» **TASK DETAILS**: Reproduce the records below exactly as they appear.

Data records
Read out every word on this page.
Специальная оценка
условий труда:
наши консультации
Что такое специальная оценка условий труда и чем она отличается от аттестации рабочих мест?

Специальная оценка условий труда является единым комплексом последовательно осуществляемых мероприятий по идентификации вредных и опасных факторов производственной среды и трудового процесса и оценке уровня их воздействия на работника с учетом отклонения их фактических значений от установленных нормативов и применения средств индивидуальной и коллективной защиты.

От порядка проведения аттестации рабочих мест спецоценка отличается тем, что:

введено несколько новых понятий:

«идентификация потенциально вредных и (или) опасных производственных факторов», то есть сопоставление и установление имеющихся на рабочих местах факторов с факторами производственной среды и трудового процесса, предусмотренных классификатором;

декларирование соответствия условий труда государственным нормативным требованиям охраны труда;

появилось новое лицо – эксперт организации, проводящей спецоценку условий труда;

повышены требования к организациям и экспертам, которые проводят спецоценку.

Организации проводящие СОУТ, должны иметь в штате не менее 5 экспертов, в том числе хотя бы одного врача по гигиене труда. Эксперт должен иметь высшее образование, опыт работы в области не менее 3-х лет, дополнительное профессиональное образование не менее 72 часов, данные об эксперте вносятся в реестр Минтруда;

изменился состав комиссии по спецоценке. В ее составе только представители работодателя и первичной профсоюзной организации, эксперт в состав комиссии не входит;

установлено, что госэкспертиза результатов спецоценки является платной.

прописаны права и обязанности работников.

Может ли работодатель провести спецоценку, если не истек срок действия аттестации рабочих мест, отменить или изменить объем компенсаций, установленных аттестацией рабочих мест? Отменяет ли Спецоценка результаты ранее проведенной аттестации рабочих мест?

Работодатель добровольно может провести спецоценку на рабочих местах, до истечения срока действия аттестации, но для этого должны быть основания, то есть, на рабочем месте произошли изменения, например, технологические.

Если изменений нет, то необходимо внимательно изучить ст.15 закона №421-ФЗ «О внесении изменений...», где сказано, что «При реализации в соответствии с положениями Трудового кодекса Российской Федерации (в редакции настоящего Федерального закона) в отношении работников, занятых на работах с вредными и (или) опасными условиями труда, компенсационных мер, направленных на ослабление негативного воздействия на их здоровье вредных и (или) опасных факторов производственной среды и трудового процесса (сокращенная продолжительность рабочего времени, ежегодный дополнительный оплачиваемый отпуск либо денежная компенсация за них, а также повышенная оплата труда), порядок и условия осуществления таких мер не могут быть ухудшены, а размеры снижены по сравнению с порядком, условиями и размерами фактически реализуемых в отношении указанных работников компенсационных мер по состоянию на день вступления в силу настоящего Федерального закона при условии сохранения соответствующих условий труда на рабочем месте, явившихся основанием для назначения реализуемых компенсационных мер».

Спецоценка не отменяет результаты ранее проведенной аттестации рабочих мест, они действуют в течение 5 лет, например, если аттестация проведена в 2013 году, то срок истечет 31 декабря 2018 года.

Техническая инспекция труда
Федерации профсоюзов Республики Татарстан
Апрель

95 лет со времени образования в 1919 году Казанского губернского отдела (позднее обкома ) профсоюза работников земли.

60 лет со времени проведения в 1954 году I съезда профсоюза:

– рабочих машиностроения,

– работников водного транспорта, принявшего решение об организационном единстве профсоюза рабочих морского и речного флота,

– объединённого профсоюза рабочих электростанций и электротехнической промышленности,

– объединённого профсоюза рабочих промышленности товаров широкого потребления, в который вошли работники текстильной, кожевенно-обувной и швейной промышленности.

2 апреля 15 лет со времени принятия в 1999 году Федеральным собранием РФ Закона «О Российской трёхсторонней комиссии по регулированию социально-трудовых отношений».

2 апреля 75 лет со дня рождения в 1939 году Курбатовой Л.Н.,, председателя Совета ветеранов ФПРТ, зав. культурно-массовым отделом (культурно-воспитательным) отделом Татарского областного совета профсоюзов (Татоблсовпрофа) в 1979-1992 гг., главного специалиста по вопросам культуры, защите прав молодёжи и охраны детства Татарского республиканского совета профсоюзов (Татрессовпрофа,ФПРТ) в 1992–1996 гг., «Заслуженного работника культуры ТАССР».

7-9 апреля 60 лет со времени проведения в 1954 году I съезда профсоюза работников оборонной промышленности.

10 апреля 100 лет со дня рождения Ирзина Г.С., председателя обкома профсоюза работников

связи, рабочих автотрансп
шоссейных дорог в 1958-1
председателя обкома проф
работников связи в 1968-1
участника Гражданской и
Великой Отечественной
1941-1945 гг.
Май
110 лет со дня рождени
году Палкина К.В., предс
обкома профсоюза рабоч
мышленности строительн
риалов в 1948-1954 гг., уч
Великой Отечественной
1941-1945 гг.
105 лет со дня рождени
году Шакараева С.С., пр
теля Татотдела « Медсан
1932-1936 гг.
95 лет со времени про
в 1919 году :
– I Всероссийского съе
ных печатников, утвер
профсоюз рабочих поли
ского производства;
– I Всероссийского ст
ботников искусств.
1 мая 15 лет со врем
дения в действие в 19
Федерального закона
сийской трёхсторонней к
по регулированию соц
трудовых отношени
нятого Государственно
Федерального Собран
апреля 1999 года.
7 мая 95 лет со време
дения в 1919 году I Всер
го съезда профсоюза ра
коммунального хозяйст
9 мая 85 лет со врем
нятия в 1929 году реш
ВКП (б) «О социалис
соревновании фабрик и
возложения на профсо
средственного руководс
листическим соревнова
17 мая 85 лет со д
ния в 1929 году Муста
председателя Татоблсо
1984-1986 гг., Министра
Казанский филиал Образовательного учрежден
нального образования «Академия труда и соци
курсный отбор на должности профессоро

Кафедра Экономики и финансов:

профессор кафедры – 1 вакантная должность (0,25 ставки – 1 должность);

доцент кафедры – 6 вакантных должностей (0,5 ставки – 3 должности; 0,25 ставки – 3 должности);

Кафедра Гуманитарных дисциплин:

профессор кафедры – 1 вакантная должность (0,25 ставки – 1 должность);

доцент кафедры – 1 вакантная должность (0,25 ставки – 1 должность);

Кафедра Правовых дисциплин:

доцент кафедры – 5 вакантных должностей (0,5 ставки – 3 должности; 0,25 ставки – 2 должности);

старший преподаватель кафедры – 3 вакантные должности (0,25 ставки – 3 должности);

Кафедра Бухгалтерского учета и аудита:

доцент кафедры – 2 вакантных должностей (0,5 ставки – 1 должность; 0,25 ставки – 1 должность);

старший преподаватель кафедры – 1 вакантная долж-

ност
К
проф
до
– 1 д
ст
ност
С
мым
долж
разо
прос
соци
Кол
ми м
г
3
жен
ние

» **RESULT FOR THIS EXERCISE**:
Read out every word on this page.
Специальная оценка
условий труда:
наши консультации
Что такое специальная оценка условий труда и чем она отличается от аттестации рабочих мест?

Специальная оценка условий труда является единым комплексом последовательно осуществляемых мероприятий по идентификации вредных и опасных факторов производственной среды и трудового процесса и оценке уровня их воздействия на работника с учетом отклонения их фактических значений от установленных нормативов и применения средств индивидуальной и коллективной защиты.

От порядка проведения аттестации рабочих мест спецоценка отличается тем, что:

введено несколько новых понятий:

«идентификация потенциально вредных и (или) опасных производственных факторов», то есть сопоставление и установление имеющихся на рабочих местах факторов с факторами производственной среды и трудового процесса, предусмотренных классификатором;

декларирование соответствия условий труда государственным нормативным требованиям охраны труда;

появилось новое лицо – эксперт организации, проводящей спецоценку условий труда;

повышены требования к организациям и экспертам, которые проводят спецоценку.

Организации проводящие СОУТ, должны иметь в штате не менее 5 экспертов, в том числе хотя бы одного врача по гигиене труда. Эксперт должен иметь высшее образование, опыт работы в области не менее 3-х лет, дополнительное профессиональное образование не менее 72 часов, данные об эксперте вносятся в реестр Минтруда;

изменился состав комиссии по спецоценке. В ее составе только представители работодателя и первичной профсоюзной организации, эксперт в состав комиссии не входит;

установлено, что госэкспертиза результатов спецоценки является платной.

прописаны права и обязанности работников.

Может ли работодатель провести спецоценку, если не истек срок действия аттестации рабочих мест, отменить или изменить объем компенсаций, установленных аттестацией рабочих мест? Отменяет ли Спецоценка результаты ранее проведенной аттестации рабочих мест?

Работодатель добровольно может провести спецоценку на рабочих местах, до истечения срока действия аттестации, но для этого должны быть основания, то есть, на рабочем месте произошли изменения, например, технологические.

Если изменений нет, то необходимо внимательно изучить ст.15 закона №421-ФЗ «О внесении изменений...», где сказано, что «При реализации в соответствии с положениями Трудового кодекса Российской Федерации (в редакции настоящего Федерального закона) в отношении работников, занятых на работах с вредными и (или) опасными условиями труда, компенсационных мер, направленных на ослабление негативного воздействия на их здоровье вредных и (или) опасных факторов производственной среды и трудового процесса (сокращенная продолжительность рабочего времени, ежегодный дополнительный оплачиваемый отпуск либо денежная компенсация за них, а также повышенная оплата труда), порядок и условия осуществления таких мер не могут быть ухудшены, а размеры снижены по сравнению с порядком, условиями и размерами фактически реализуемых в отношении указанных работников компенсационных мер по состоянию на день вступления в силу настоящего Федерального закона при условии сохранения соответствующих условий труда на рабочем месте, явившихся основанием для назначения реализуемых компенсационных мер».

Спецоценка не отменяет результаты ранее проведенной аттестации рабочих мест, они действуют в течение 5 лет, например, если аттестация проведена в 2013 году, то срок истечет 31 декабря 2018 года.

Техническая инспекция труда
Федерации профсоюзов Республики Татарстан
Апрель

95 лет со времени образования в 1919 году Казанского губернского отдела (позднее обкома ) профсоюза работников земли.

60 лет со времени проведения в 1954 году I съезда профсоюза:

– рабочих машиностроения,

– работников водного транспорта, принявшего решение об организационном единстве профсоюза рабочих морского и речного флота,

– объединённого профсоюза рабочих электростанций и электротехнической промышленности,

– объединённого профсоюза рабочих промышленности товаров широкого потребления, в который вошли работники текстильной, кожевенно-обувной и швейной промышленности.

2 апреля 15 лет со времени принятия в 1999 году Федеральным собранием РФ Закона «О Российской трёхсторонней комиссии по регулированию социально-трудовых отношений».

2 апреля 75 лет со дня рождения в 1939 году Курбатовой Л.Н.,, председателя Совета ветеранов ФПРТ, зав. культурно-массовым отделом (культурно-воспитательным) отделом Татарского областного совета профсоюзов (Татоблсовпрофа) в 1979-1992 гг., главного специалиста по вопросам культуры, защите прав молодёжи и охраны детства Татарского республиканского совета профсоюзов (Татрессовпрофа,ФПРТ) в 1992–1996 гг., «Заслуженного работника культуры ТАССР».

7-9 апреля 60 лет со времени проведения в 1954 году I съезда профсоюза работников оборонной промышленности.

10 апреля 100 лет со дня рождения Ирзина Г.С., председателя обкома профсоюза работников

связи, рабочих автотрансп
шоссейных дорог в 1958-1
председателя обкома проф
работников связи в 1968-1
участника Гражданской и
Великой Отечественной
1941-1945 гг.
Май
110 лет со дня рождени
году Палкина К.В., предс
обкома профсоюза рабоч
мышленности строительн
риалов в 1948-1954 гг., уч
Великой Отечественной
1941-1945 гг.
105 лет со дня рождени
году Шакараева С.С., пр
теля Татотдела « Медсан
1932-1936 гг.
95 лет со времени про
в 1919 году :
– I Всероссийского съе
ных печатников, утвер
профсоюз рабочих поли
ского производства;
– I Всероссийского ст
ботников искусств.
1 мая 15 лет со врем
дения в действие в 19
Федерального закона
сийской трёхсторонней к
по регулированию соц
трудовых отношени
нятого Государственно
Федерального Собран
апреля 1999 года.
7 мая 95 лет со време
дения в 1919 году I Всер
го съезда профсоюза ра
коммунального хозяйст
9 мая 85 лет со врем
нятия в 1929 году реш
ВКП (б) «О социалис
соревновании фабрик и
возложения на профсо
средственного руководс
листическим соревнова
17 мая 85 лет со д
ния в 1929 году Муста
председателя Татоблсо
1984-1986 гг., Министра
Казанский филиал Образовательного учрежден
нального образования «Академия труда и соци
курсный отбор на должности профессоро

Кафедра Экономики и финансов:

профессор кафедры – 1 вакантная должность (0,25 ставки – 1 должность);

доцент кафедры – 6 вакантных должностей (0,5 ставки – 3 должности; 0,25 ставки – 3 должности);

Кафедра Гуманитарных дисциплин:

профессор кафедры – 1 вакантная должность (0,25 ставки – 1 должность);

доцент кафедры – 1 вакантная должность (0,25 ставки – 1 должность);

Кафедра Правовых дисциплин:

доцент кафедры – 5 вакантных должностей (0,5 ставки – 3 должности; 0,25 ставки – 2 должности);

старший преподаватель кафедры – 3 вакантные должности (0,25 ставки – 3 должности);

Кафедра Бухгалтерского учета и аудита:

доцент кафедры – 2 вакантных должностей (0,5 ставки – 1 должность; 0,25 ставки – 1 должность);

старший преподаватель кафедры – 1 вакантная долж-

ност
К
проф
до
– 1 д
ст
ност
С
мым
долж
разо
прос
соци
Кол
ми м
г
3
жен
ние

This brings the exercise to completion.